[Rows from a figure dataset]
⁂

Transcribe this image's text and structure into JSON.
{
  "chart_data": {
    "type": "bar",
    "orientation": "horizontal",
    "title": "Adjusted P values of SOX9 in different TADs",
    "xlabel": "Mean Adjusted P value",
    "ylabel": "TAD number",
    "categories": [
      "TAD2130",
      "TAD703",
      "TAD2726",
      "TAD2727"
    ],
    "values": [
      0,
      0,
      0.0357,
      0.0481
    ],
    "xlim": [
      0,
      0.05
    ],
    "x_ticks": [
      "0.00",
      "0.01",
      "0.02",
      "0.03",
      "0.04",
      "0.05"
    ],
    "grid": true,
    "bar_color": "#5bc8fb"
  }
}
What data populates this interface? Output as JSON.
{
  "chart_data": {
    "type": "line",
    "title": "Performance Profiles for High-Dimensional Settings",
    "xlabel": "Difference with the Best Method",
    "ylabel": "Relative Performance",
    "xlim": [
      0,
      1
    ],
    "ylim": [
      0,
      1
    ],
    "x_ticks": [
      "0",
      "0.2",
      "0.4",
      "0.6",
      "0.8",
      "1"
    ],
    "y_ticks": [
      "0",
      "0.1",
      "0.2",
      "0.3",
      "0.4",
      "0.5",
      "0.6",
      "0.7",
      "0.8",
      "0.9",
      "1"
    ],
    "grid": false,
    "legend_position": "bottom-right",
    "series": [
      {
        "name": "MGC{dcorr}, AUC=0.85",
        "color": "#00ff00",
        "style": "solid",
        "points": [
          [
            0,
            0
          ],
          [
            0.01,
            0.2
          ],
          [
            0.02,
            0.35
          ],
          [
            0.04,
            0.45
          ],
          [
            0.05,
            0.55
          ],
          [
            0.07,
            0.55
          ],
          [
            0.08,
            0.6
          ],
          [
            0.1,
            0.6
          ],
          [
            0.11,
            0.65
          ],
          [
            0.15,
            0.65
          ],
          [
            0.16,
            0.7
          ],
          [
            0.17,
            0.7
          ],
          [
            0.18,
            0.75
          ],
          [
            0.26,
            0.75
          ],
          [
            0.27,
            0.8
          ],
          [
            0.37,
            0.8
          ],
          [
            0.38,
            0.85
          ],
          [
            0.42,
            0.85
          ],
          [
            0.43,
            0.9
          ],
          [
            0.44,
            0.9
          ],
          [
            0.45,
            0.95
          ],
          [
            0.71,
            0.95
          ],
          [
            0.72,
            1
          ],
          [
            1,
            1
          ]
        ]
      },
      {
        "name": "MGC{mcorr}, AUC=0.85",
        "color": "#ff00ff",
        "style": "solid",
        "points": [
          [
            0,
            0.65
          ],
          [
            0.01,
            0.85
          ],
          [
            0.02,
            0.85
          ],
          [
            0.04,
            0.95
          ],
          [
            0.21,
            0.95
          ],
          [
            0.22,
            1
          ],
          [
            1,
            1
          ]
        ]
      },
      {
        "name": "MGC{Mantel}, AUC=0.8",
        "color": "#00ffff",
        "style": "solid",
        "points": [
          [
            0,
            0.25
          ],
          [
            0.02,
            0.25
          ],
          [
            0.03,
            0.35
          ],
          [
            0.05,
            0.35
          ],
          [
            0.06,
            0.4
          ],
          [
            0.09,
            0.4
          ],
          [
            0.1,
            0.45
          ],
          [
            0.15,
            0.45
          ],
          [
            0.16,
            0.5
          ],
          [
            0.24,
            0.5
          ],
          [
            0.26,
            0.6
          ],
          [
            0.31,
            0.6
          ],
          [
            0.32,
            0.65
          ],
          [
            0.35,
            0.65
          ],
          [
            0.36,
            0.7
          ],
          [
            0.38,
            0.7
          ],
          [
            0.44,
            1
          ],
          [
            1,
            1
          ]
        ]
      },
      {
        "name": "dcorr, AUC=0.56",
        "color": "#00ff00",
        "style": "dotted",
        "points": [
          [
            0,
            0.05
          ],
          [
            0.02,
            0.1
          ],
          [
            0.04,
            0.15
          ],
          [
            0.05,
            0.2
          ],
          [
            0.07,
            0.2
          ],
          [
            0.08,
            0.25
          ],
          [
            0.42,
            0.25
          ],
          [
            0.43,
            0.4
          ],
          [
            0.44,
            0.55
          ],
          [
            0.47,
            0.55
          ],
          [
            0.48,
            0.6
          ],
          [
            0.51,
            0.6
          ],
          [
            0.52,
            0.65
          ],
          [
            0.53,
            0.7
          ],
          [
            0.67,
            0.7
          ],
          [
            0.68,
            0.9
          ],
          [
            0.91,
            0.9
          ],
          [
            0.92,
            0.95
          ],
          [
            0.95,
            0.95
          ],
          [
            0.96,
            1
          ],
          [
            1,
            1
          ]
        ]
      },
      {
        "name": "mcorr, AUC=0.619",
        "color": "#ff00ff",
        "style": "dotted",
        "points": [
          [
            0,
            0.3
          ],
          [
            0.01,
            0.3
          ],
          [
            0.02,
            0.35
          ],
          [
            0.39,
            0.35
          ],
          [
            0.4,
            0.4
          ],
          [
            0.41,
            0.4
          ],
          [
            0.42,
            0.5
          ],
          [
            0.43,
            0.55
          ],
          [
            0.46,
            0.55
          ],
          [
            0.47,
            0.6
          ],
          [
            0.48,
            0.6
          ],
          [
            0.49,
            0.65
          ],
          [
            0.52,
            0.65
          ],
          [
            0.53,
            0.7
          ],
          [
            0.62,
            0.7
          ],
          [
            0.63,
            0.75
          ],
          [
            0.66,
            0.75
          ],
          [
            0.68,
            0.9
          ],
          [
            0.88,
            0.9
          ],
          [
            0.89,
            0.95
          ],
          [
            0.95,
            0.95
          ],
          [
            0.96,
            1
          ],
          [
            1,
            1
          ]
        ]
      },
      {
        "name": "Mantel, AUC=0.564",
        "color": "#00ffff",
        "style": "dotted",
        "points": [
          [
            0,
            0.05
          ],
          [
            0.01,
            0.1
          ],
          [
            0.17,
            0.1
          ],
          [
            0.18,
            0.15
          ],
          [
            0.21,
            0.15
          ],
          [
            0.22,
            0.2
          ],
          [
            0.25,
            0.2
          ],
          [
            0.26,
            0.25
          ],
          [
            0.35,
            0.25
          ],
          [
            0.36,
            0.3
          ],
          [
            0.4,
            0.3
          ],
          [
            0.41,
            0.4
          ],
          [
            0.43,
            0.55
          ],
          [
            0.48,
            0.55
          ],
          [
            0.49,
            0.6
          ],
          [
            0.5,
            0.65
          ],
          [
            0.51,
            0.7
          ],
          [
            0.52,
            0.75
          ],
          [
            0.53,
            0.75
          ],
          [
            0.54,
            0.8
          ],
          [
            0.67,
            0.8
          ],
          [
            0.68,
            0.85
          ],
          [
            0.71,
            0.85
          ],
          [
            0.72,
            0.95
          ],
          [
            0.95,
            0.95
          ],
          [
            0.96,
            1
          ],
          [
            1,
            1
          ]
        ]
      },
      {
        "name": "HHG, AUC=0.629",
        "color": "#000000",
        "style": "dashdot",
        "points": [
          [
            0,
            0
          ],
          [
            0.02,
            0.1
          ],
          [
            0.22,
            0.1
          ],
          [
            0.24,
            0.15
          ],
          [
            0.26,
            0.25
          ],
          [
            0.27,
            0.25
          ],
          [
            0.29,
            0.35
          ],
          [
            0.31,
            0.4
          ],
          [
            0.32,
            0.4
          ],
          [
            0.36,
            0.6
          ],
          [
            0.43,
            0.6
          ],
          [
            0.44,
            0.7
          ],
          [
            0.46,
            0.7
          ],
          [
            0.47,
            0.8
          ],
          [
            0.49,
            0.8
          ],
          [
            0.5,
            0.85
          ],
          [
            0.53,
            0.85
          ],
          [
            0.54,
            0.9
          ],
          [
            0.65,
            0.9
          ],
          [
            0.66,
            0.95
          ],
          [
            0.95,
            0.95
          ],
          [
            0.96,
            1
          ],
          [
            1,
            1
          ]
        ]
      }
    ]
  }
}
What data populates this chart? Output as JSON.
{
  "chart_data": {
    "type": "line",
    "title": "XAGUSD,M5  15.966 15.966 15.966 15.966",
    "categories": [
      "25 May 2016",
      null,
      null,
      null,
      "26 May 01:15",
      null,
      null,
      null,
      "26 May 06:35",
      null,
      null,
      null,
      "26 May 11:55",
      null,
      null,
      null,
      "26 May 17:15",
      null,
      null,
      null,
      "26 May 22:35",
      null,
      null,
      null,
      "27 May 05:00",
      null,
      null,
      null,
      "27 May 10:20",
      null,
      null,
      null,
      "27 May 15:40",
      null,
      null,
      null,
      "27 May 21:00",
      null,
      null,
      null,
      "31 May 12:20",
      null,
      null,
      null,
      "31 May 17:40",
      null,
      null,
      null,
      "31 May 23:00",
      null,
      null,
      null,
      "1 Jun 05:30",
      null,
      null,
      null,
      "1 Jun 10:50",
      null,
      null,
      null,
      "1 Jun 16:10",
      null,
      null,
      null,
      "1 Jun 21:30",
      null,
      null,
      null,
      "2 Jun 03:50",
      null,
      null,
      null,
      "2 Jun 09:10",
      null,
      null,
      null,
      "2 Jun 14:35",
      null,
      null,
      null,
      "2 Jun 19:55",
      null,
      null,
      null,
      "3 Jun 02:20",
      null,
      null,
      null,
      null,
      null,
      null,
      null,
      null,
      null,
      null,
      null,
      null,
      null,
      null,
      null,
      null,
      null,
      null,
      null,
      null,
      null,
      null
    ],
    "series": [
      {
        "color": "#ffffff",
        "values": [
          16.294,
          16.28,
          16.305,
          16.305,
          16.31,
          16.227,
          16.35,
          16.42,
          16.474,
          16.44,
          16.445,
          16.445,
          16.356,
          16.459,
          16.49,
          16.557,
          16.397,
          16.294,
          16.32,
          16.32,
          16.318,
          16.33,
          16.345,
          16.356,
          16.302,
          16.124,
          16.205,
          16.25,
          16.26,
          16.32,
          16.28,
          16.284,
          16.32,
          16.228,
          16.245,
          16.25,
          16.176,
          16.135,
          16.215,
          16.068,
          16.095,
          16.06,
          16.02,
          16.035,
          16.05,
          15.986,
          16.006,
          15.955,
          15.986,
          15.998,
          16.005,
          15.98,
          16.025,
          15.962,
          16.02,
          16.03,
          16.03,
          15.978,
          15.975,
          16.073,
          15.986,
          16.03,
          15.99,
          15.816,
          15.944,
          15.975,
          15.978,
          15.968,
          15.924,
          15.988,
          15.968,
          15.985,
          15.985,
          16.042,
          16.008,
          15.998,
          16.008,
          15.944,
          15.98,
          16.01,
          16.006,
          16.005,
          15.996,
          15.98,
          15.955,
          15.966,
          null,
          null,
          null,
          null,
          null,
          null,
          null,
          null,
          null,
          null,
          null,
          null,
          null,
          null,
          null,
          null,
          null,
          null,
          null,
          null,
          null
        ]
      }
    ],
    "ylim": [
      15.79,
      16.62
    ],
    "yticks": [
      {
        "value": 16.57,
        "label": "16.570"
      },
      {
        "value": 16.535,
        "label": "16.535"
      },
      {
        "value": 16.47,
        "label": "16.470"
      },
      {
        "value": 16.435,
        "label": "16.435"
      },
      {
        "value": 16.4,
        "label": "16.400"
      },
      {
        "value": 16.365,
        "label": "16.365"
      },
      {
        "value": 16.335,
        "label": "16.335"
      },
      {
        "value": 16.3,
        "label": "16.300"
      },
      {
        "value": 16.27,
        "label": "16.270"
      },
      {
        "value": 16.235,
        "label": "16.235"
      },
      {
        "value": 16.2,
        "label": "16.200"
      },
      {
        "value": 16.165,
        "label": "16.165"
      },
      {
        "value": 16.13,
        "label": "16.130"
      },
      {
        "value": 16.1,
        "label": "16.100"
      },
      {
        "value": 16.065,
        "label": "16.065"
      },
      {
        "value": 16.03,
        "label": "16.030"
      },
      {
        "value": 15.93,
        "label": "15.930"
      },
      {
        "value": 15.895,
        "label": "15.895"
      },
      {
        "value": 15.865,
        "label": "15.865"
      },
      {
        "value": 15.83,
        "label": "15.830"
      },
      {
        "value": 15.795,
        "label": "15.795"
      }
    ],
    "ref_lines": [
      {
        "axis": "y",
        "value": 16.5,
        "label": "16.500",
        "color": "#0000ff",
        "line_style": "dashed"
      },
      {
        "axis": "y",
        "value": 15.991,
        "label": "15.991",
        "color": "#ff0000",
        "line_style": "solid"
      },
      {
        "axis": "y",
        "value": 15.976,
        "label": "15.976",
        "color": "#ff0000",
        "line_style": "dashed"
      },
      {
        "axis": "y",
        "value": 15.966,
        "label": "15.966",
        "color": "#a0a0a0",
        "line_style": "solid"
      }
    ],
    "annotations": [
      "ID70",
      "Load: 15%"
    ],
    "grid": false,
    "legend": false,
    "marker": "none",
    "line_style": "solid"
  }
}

⁂

Your task is to collect every line above that contains the word "values".

RESPONSE TO THIS EXERCISE
    "title": "Adjusted P values of SOX9 in different TADs",
    "values": [
        "values": [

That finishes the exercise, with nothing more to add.